What the task asks
In the data below, find every line with the string "biens" and pull it out.

Input for this task

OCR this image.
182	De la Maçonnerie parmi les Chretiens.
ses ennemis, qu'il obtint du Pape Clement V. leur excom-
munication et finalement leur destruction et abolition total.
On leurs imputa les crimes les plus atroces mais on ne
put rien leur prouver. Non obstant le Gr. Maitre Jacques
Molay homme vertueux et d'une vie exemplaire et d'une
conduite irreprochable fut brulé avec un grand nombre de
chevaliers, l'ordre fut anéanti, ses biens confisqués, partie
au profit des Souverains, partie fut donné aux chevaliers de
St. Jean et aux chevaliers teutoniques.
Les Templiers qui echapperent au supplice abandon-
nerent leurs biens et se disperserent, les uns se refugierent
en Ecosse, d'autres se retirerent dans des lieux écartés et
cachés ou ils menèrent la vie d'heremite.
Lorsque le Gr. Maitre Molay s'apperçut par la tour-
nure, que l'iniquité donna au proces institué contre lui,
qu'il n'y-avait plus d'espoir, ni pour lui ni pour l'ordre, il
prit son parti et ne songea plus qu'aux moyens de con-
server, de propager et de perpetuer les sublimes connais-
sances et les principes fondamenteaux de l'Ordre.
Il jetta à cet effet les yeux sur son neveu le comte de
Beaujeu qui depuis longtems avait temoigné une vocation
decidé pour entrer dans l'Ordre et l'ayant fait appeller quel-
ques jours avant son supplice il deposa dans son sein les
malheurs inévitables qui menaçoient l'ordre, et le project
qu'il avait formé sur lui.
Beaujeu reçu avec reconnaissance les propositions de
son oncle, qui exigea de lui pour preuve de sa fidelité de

Right answer
chevaliers, l'ordre fut anéanti, ses biens confisqués, partie
nerent leurs biens et se disperserent, les uns se refugierent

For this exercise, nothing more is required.